**What you are asked to do:** Reproduce the material below word for word, from the line that contains "Patent image size: (867, 462)." through the line that contains "The zone of", including both of those lines and nothing else.

**Raw records:**
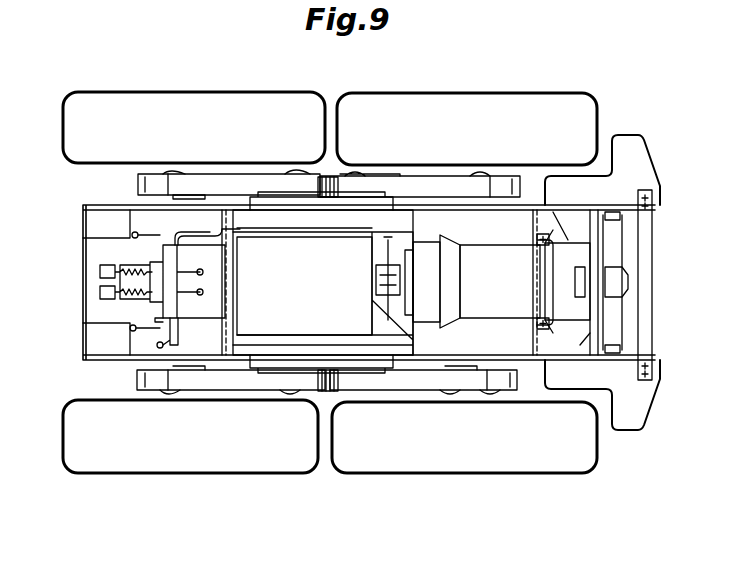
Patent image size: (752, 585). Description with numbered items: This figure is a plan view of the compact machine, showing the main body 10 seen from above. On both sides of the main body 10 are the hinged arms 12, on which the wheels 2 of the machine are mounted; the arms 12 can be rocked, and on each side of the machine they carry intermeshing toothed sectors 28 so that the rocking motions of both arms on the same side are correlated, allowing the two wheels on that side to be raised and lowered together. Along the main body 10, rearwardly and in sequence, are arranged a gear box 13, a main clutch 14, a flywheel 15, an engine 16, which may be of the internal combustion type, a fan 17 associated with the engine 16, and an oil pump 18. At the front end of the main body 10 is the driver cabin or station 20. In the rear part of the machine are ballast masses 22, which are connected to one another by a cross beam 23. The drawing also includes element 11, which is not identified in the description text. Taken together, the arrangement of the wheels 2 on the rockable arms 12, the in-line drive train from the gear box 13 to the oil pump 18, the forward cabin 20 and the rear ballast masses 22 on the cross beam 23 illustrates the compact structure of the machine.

The wheels 2 is at (252, 112).
The main body 10 is at (323, 282).
The engine cradle mounting 11 is at (262, 358).
The hinged arms 12 is at (205, 186).
The gear box 13 is at (382, 300).
The main clutch 14 is at (430, 313).
The flywheel 15 is at (450, 313).
The engine 16 is at (507, 303).
The fan 17 is at (570, 306).
The oil pump 18 is at (626, 282).
The driver cabin 20 is at (144, 309).
The ballast masses 22 is at (618, 146).
The cross beam 23 is at (645, 318).
The intermeshing toothed sectors 28 is at (337, 183).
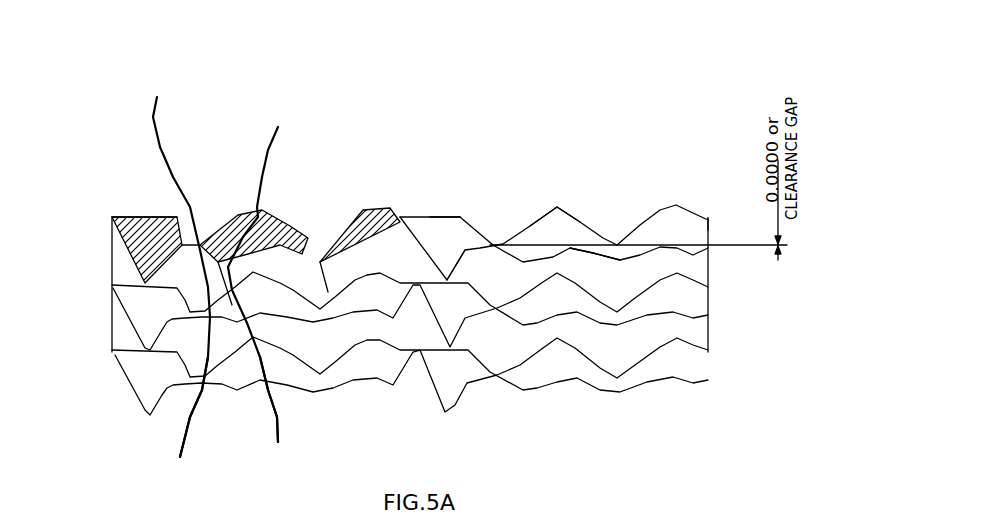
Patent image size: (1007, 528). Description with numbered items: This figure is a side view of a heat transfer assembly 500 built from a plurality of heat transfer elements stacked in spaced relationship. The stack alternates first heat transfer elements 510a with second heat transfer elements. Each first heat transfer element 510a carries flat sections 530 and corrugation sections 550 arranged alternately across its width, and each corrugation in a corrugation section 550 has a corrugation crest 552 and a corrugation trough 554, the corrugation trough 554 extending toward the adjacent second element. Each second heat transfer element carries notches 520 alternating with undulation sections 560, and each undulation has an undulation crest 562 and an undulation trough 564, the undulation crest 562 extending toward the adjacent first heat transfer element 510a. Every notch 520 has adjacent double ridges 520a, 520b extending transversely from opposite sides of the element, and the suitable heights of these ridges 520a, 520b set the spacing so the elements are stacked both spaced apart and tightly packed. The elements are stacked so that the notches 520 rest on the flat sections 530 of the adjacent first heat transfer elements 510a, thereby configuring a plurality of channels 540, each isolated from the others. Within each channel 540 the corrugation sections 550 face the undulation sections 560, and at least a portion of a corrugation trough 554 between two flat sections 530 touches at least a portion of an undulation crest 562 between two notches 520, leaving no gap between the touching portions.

The heat transfer assembly 500 is at (736, 64).
The first heat transfer element 510a is at (703, 205).
The notch 520 is at (424, 264).
The ridge 520a is at (408, 214).
The ridge 520b is at (446, 279).
The flat section 530 is at (444, 210).
The channel 540 is at (258, 211).
The corrugation section 550 is at (557, 206).
The corrugation crest 552 is at (281, 264).
The corrugation trough 554 is at (182, 255).
The undulation section 560 is at (599, 262).
The undulation crest 562 is at (196, 425).
The undulation trough 564 is at (289, 418).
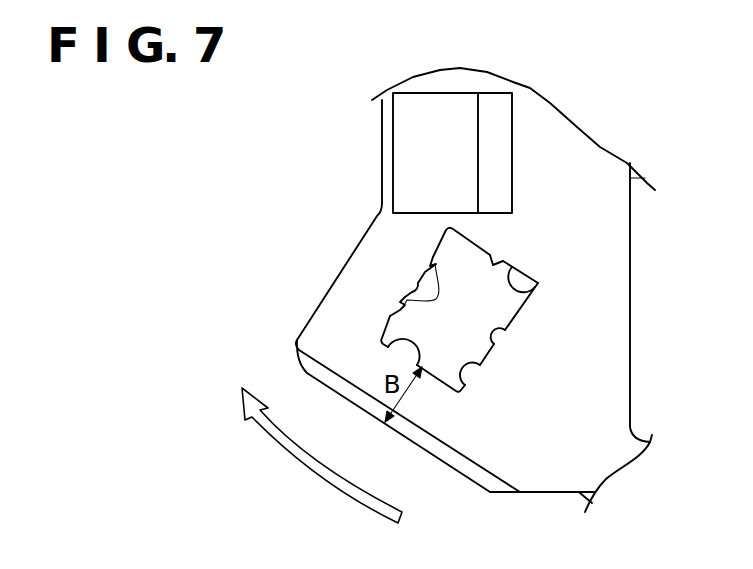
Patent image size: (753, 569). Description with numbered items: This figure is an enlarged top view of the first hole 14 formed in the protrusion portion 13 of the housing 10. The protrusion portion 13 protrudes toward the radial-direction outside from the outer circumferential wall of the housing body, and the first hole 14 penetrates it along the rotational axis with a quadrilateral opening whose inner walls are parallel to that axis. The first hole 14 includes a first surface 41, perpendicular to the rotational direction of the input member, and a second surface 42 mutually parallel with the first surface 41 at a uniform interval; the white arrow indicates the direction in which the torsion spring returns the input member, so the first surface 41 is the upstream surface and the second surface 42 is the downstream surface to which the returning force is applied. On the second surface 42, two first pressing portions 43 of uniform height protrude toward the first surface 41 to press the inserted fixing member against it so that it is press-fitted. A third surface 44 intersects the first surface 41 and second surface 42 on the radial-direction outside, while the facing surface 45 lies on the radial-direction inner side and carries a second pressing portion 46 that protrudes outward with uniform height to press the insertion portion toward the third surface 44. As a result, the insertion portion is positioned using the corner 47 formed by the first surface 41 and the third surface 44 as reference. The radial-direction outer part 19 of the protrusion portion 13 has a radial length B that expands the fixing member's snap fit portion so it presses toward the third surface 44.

The housing 10 is at (592, 175).
The protrusion portion 13 is at (394, 363).
The first hole 14 is at (458, 273).
The radial-direction outer part 19 is at (373, 372).
The first surface 41 is at (465, 323).
The second surface 42 is at (412, 288).
The first pressing portion 43 is at (428, 299).
The third surface 44 is at (386, 344).
The surface facing the third surface 45 is at (538, 284).
The second pressing portion 46 is at (493, 265).
The corner 47 is at (481, 374).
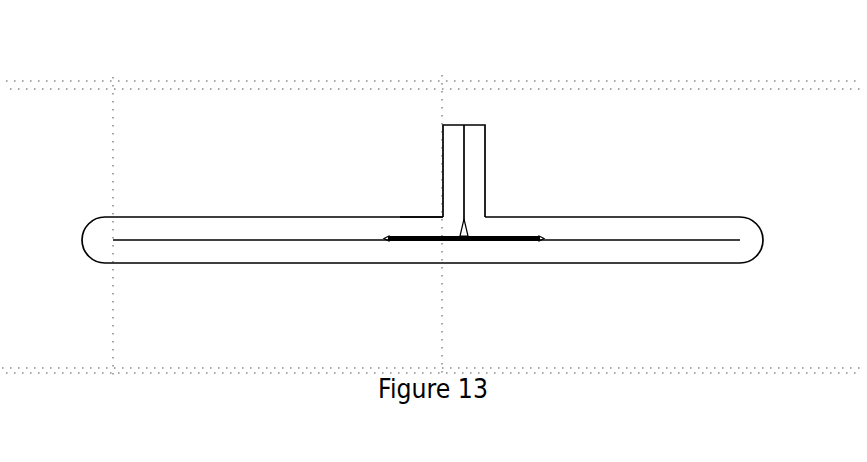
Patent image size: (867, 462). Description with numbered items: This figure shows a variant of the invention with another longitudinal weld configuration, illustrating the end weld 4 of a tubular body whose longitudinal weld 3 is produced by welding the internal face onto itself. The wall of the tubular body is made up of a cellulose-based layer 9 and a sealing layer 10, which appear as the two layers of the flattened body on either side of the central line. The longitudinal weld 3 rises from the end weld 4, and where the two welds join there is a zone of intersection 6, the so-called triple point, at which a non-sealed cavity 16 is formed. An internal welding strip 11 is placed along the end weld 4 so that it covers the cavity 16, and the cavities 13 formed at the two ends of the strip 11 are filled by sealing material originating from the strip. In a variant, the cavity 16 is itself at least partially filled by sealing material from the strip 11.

The end weld 4 is at (209, 184).
The longitudinal weld 3 is at (412, 217).
The zone of intersection of the longitudinal weld and of the end weld 6 is at (428, 184).
The cellulose-based layer of the tubular body 9 is at (660, 228).
The sealing layer of the tubular body 10 is at (676, 242).
The internal welding strip 11 is at (428, 242).
The cavities 13 is at (388, 242).
The non-sealed cavity 16 is at (466, 242).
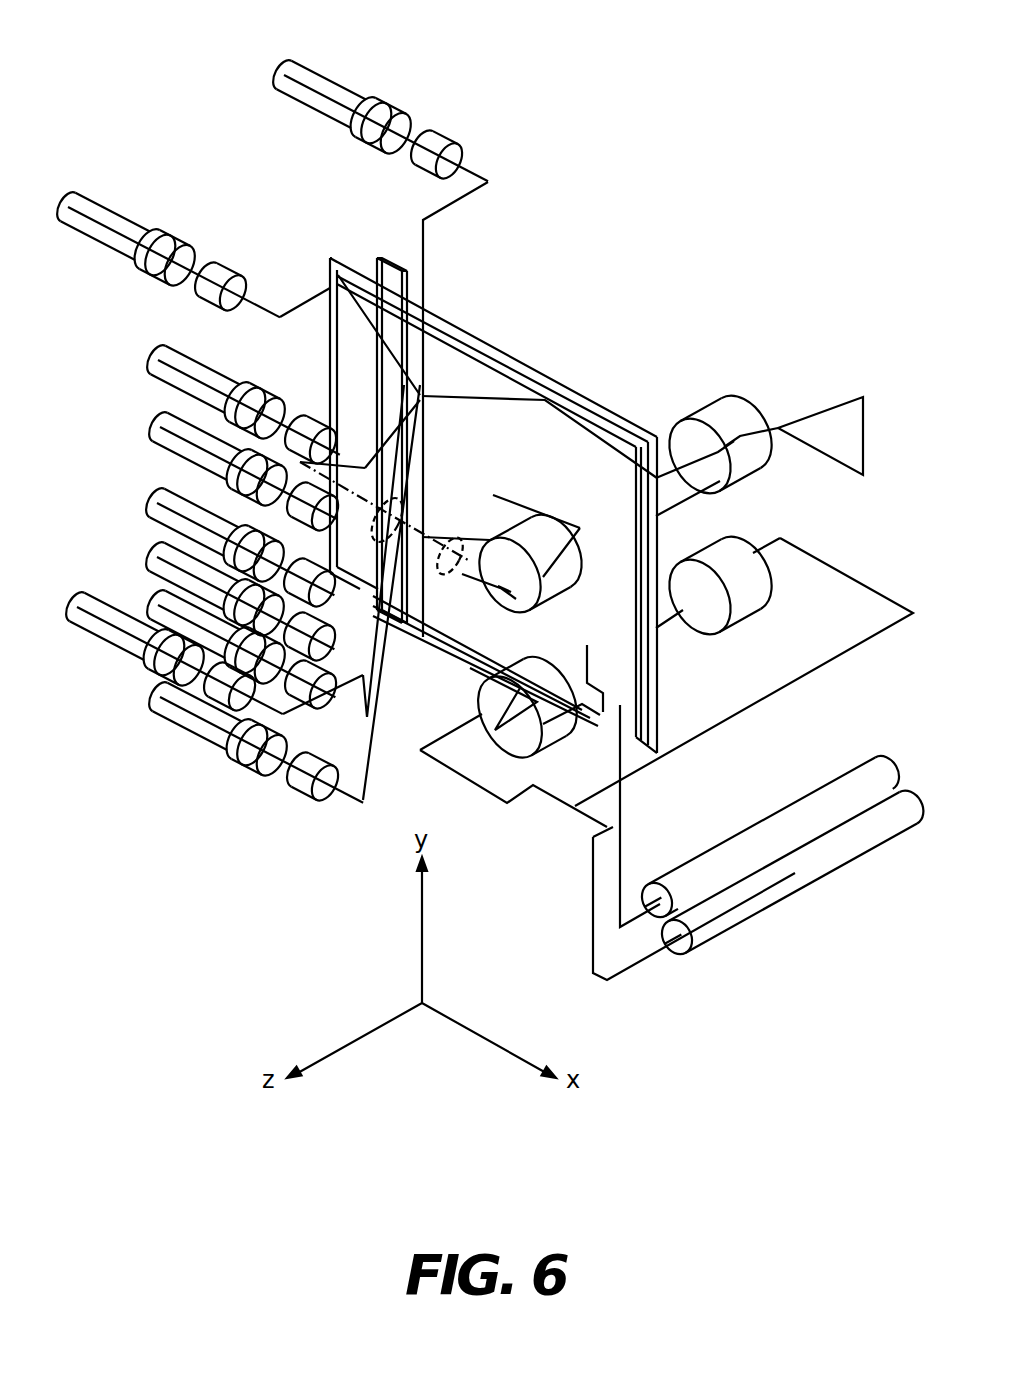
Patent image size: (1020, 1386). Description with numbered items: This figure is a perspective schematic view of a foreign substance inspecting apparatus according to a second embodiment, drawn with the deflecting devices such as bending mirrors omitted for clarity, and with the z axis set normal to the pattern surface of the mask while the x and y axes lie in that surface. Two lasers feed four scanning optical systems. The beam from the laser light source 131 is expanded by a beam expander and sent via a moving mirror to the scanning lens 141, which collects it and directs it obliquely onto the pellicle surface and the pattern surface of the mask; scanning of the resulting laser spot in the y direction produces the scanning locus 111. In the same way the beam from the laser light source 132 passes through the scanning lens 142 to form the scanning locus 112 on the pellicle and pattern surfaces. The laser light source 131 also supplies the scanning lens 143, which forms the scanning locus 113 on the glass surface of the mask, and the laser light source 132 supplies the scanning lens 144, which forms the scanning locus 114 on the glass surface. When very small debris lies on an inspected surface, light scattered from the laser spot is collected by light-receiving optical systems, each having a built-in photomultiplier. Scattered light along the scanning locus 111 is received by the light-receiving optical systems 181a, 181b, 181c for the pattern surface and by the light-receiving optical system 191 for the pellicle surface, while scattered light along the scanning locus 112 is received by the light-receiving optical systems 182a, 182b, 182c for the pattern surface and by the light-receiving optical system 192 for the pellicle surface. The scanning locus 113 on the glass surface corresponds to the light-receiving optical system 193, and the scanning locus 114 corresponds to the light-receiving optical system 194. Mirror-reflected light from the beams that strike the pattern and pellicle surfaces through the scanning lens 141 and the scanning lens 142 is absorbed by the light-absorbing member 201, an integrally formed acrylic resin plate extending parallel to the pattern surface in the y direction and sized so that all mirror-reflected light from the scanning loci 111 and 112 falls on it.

**Written response:**
Patent image size: (867, 462). Description with numbered items: This figure shows a variant of the invention with another longitudinal weld configuration, illustrating the end weld 4 of a tubular body whose longitudinal weld 3 is produced by welding the internal face onto itself. The wall of the tubular body is made up of a cellulose-based layer 9 and a sealing layer 10, which appear as the two layers of the flattened body on either side of the central line. The longitudinal weld 3 rises from the end weld 4, and where the two welds join there is a zone of intersection 6, the so-called triple point, at which a non-sealed cavity 16 is formed. An internal welding strip 11 is placed along the end weld 4 so that it covers the cavity 16, and the cavities 13 formed at the two ends of the strip 11 are filled by sealing material originating from the strip. In a variant, the cavity 16 is itself at least partially filled by sealing material from the strip 11.

The end weld 4 is at (209, 184).
The longitudinal weld 3 is at (412, 217).
The zone of intersection of the longitudinal weld and of the end weld 6 is at (428, 184).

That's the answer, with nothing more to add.